Copy, from the entries below, each line where the word "this" can be found.
## begin
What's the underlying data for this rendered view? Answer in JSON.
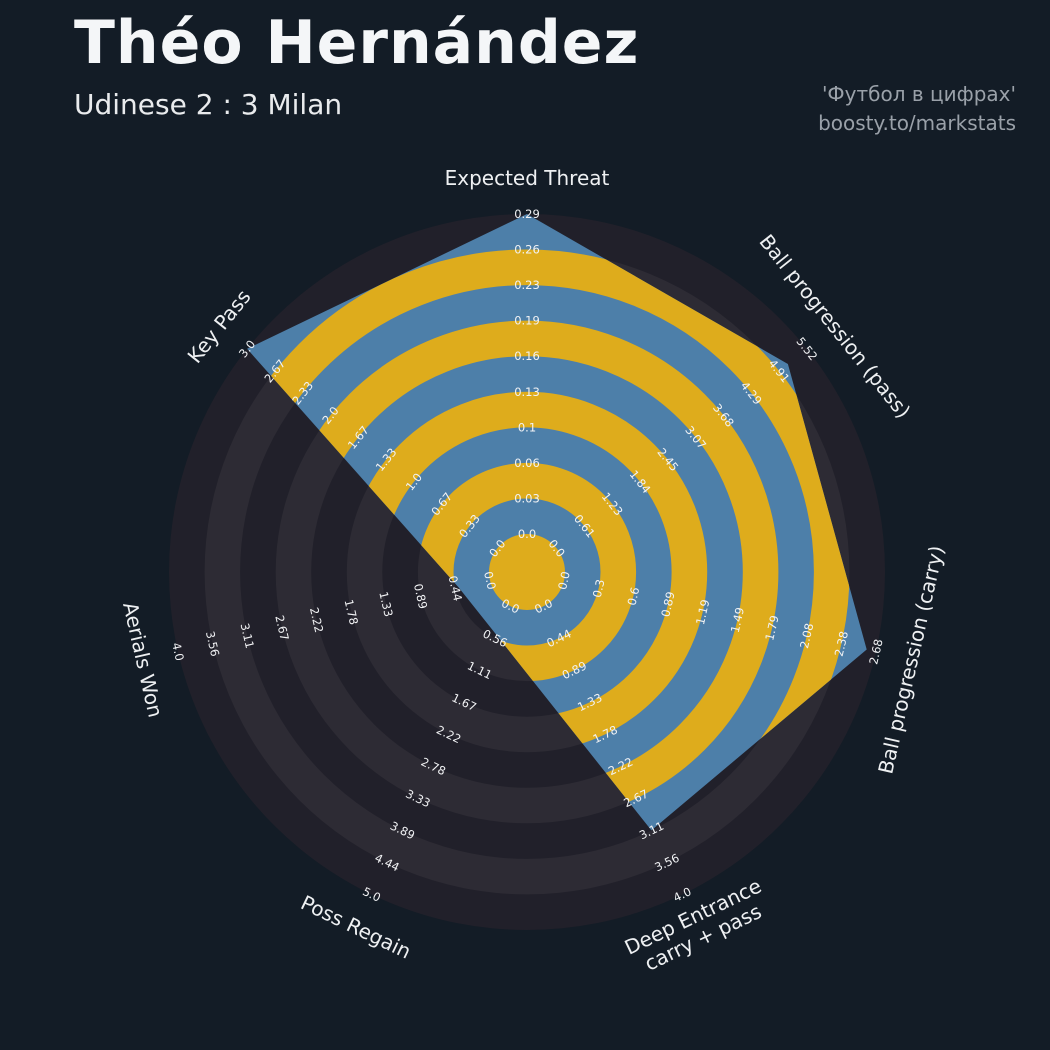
{
  "header": {
    "title": "Théo Hernández",
    "subtitle": "Udinese 2 : 3 Milan",
    "credit_line1": "'Футбол в цифрах'",
    "credit_line2": "boosty.to/markstats"
  },
  "colors": {
    "background": "#131c26",
    "ring_dark": "#21202a",
    "ring_light": "#2d2b34",
    "ring_gold": "#deac1c",
    "polygon": "#4d7fa9",
    "tick_text": "#f2f3f5",
    "axis_text": "#eef0f2",
    "credit_text": "#9aa1a9"
  },
  "chart_data": {
    "type": "radar",
    "title": "Théo Hernández",
    "subtitle": "Udinese 2 : 3 Milan",
    "params": [
      "Expected Threat",
      "Ball progression (pass)",
      "Ball progression (carry)",
      "Deep Entrance carry + pass",
      "Poss Regain",
      "Aerials Won",
      "Key Pass"
    ],
    "labels": [
      "Expected Threat",
      "Ball progression (pass)",
      "Ball progression (carry)",
      "Deep Entrance\ncarry + pass",
      "Poss Regain",
      "Aerials Won",
      "Key Pass"
    ],
    "ranges": [
      [
        0,
        0.29
      ],
      [
        0,
        5.52
      ],
      [
        0,
        2.68
      ],
      [
        0,
        4.0
      ],
      [
        0,
        5.0
      ],
      [
        0,
        4.0
      ],
      [
        0,
        3.0
      ]
    ],
    "values": [
      0.29,
      5.1,
      2.6,
      3.11,
      0.5,
      0.4,
      3.0
    ],
    "ring_ticks": [
      [
        "0.0",
        "0.03",
        "0.06",
        "0.1",
        "0.13",
        "0.16",
        "0.19",
        "0.23",
        "0.26",
        "0.29"
      ],
      [
        "0.0",
        "0.61",
        "1.23",
        "1.84",
        "2.45",
        "3.07",
        "3.68",
        "4.29",
        "4.91",
        "5.52"
      ],
      [
        "0.0",
        "0.3",
        "0.6",
        "0.89",
        "1.19",
        "1.49",
        "1.79",
        "2.08",
        "2.38",
        "2.68"
      ],
      [
        "0.0",
        "0.44",
        "0.89",
        "1.33",
        "1.78",
        "2.22",
        "2.67",
        "3.11",
        "3.56",
        "4.0"
      ],
      [
        "0.0",
        "0.56",
        "1.11",
        "1.67",
        "2.22",
        "2.78",
        "3.33",
        "3.89",
        "4.44",
        "5.0"
      ],
      [
        "0.0",
        "0.44",
        "0.89",
        "1.33",
        "1.78",
        "2.22",
        "2.67",
        "3.11",
        "3.56",
        "4.0"
      ],
      [
        "0.0",
        "0.33",
        "0.67",
        "1.0",
        "1.33",
        "1.67",
        "2.0",
        "2.33",
        "2.67",
        "3.0"
      ]
    ],
    "legend_position": "none",
    "grid": "concentric-rings"
  }
}
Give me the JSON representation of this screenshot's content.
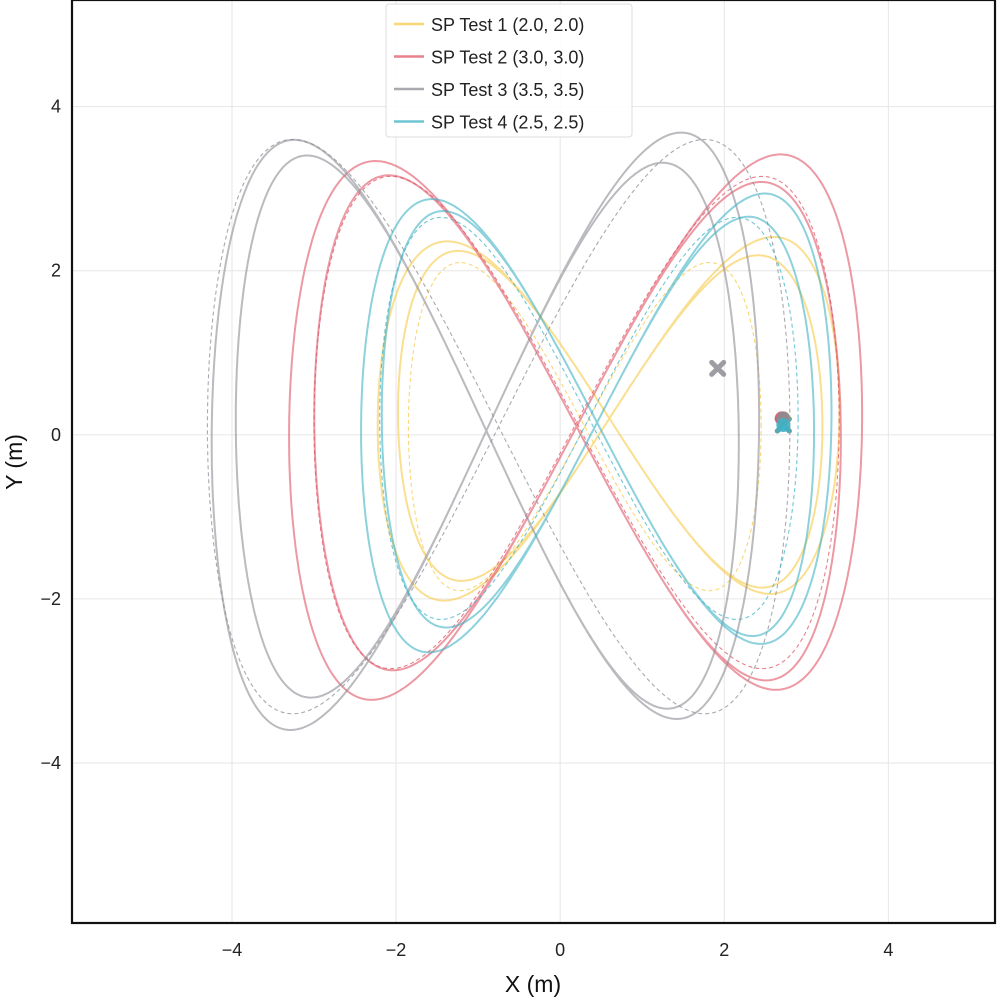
## end
**EXPECTED ANSWER:**
What's the underlying data for this rendered view? Answer in JSON.
Give me the JSON representation of this screenshot's content.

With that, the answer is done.